** start of Data entries **

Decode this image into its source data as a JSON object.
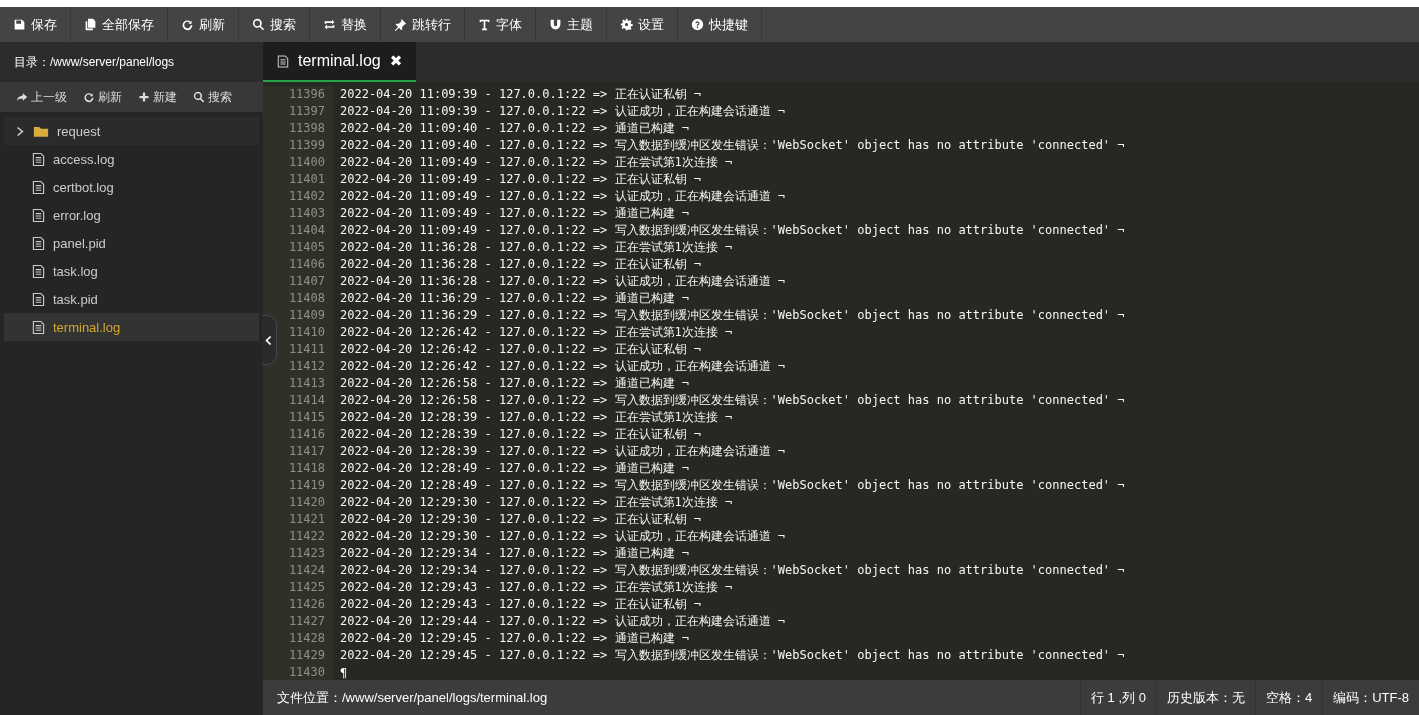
{
  "toolbar": [
    {
      "label": "保存"
    },
    {
      "label": "全部保存"
    },
    {
      "label": "刷新"
    },
    {
      "label": "搜索"
    },
    {
      "label": "替换"
    },
    {
      "label": "跳转行"
    },
    {
      "label": "字体"
    },
    {
      "label": "主题"
    },
    {
      "label": "设置"
    },
    {
      "label": "快捷键"
    }
  ],
  "sidebar": {
    "path": "目录：/www/server/panel/logs",
    "actions": [
      {
        "label": "上一级"
      },
      {
        "label": "刷新"
      },
      {
        "label": "新建"
      },
      {
        "label": "搜索"
      }
    ],
    "items": [
      {
        "kind": "folder",
        "name": "request",
        "selected": false
      },
      {
        "kind": "file",
        "name": "access.log",
        "selected": false
      },
      {
        "kind": "file",
        "name": "certbot.log",
        "selected": false
      },
      {
        "kind": "file",
        "name": "error.log",
        "selected": false
      },
      {
        "kind": "file",
        "name": "panel.pid",
        "selected": false
      },
      {
        "kind": "file",
        "name": "task.log",
        "selected": false
      },
      {
        "kind": "file",
        "name": "task.pid",
        "selected": false
      },
      {
        "kind": "file",
        "name": "terminal.log",
        "selected": true
      }
    ]
  },
  "tabs": [
    {
      "label": "terminal.log",
      "close": "✖",
      "selected": true
    }
  ],
  "editor": {
    "lines": [
      {
        "num": "11396",
        "text": "2022-04-20 11:09:39 - 127.0.0.1:22 => 正在认证私钥 ¬"
      },
      {
        "num": "11397",
        "text": "2022-04-20 11:09:39 - 127.0.0.1:22 => 认证成功，正在构建会话通道 ¬"
      },
      {
        "num": "11398",
        "text": "2022-04-20 11:09:40 - 127.0.0.1:22 => 通道已构建 ¬"
      },
      {
        "num": "11399",
        "text": "2022-04-20 11:09:40 - 127.0.0.1:22 => 写入数据到缓冲区发生错误：'WebSocket' object has no attribute 'connected' ¬"
      },
      {
        "num": "11400",
        "text": "2022-04-20 11:09:49 - 127.0.0.1:22 => 正在尝试第1次连接 ¬"
      },
      {
        "num": "11401",
        "text": "2022-04-20 11:09:49 - 127.0.0.1:22 => 正在认证私钥 ¬"
      },
      {
        "num": "11402",
        "text": "2022-04-20 11:09:49 - 127.0.0.1:22 => 认证成功，正在构建会话通道 ¬"
      },
      {
        "num": "11403",
        "text": "2022-04-20 11:09:49 - 127.0.0.1:22 => 通道已构建 ¬"
      },
      {
        "num": "11404",
        "text": "2022-04-20 11:09:49 - 127.0.0.1:22 => 写入数据到缓冲区发生错误：'WebSocket' object has no attribute 'connected' ¬"
      },
      {
        "num": "11405",
        "text": "2022-04-20 11:36:28 - 127.0.0.1:22 => 正在尝试第1次连接 ¬"
      },
      {
        "num": "11406",
        "text": "2022-04-20 11:36:28 - 127.0.0.1:22 => 正在认证私钥 ¬"
      },
      {
        "num": "11407",
        "text": "2022-04-20 11:36:28 - 127.0.0.1:22 => 认证成功，正在构建会话通道 ¬"
      },
      {
        "num": "11408",
        "text": "2022-04-20 11:36:29 - 127.0.0.1:22 => 通道已构建 ¬"
      },
      {
        "num": "11409",
        "text": "2022-04-20 11:36:29 - 127.0.0.1:22 => 写入数据到缓冲区发生错误：'WebSocket' object has no attribute 'connected' ¬"
      },
      {
        "num": "11410",
        "text": "2022-04-20 12:26:42 - 127.0.0.1:22 => 正在尝试第1次连接 ¬"
      },
      {
        "num": "11411",
        "text": "2022-04-20 12:26:42 - 127.0.0.1:22 => 正在认证私钥 ¬"
      },
      {
        "num": "11412",
        "text": "2022-04-20 12:26:42 - 127.0.0.1:22 => 认证成功，正在构建会话通道 ¬"
      },
      {
        "num": "11413",
        "text": "2022-04-20 12:26:58 - 127.0.0.1:22 => 通道已构建 ¬"
      },
      {
        "num": "11414",
        "text": "2022-04-20 12:26:58 - 127.0.0.1:22 => 写入数据到缓冲区发生错误：'WebSocket' object has no attribute 'connected' ¬"
      },
      {
        "num": "11415",
        "text": "2022-04-20 12:28:39 - 127.0.0.1:22 => 正在尝试第1次连接 ¬"
      },
      {
        "num": "11416",
        "text": "2022-04-20 12:28:39 - 127.0.0.1:22 => 正在认证私钥 ¬"
      },
      {
        "num": "11417",
        "text": "2022-04-20 12:28:39 - 127.0.0.1:22 => 认证成功，正在构建会话通道 ¬"
      },
      {
        "num": "11418",
        "text": "2022-04-20 12:28:49 - 127.0.0.1:22 => 通道已构建 ¬"
      },
      {
        "num": "11419",
        "text": "2022-04-20 12:28:49 - 127.0.0.1:22 => 写入数据到缓冲区发生错误：'WebSocket' object has no attribute 'connected' ¬"
      },
      {
        "num": "11420",
        "text": "2022-04-20 12:29:30 - 127.0.0.1:22 => 正在尝试第1次连接 ¬"
      },
      {
        "num": "11421",
        "text": "2022-04-20 12:29:30 - 127.0.0.1:22 => 正在认证私钥 ¬"
      },
      {
        "num": "11422",
        "text": "2022-04-20 12:29:30 - 127.0.0.1:22 => 认证成功，正在构建会话通道 ¬"
      },
      {
        "num": "11423",
        "text": "2022-04-20 12:29:34 - 127.0.0.1:22 => 通道已构建 ¬"
      },
      {
        "num": "11424",
        "text": "2022-04-20 12:29:34 - 127.0.0.1:22 => 写入数据到缓冲区发生错误：'WebSocket' object has no attribute 'connected' ¬"
      },
      {
        "num": "11425",
        "text": "2022-04-20 12:29:43 - 127.0.0.1:22 => 正在尝试第1次连接 ¬"
      },
      {
        "num": "11426",
        "text": "2022-04-20 12:29:43 - 127.0.0.1:22 => 正在认证私钥 ¬"
      },
      {
        "num": "11427",
        "text": "2022-04-20 12:29:44 - 127.0.0.1:22 => 认证成功，正在构建会话通道 ¬"
      },
      {
        "num": "11428",
        "text": "2022-04-20 12:29:45 - 127.0.0.1:22 => 通道已构建 ¬"
      },
      {
        "num": "11429",
        "text": "2022-04-20 12:29:45 - 127.0.0.1:22 => 写入数据到缓冲区发生错误：'WebSocket' object has no attribute 'connected' ¬"
      },
      {
        "num": "11430",
        "text": "¶"
      }
    ]
  },
  "status_bar": {
    "file": "文件位置：/www/server/panel/logs/terminal.log",
    "position": "行 1 ,列 0",
    "history": "历史版本：无",
    "indent": "空格：4",
    "encoding": "编码：UTF-8"
  }
}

** end of Data entries **

> Stated exercise
Lines that hold the word "terminal" are the ones to return, every one of them.

> Response for this exercise
        "name": "terminal.log",
      "label": "terminal.log",
    "file": "文件位置：/www/server/panel/logs/terminal.log",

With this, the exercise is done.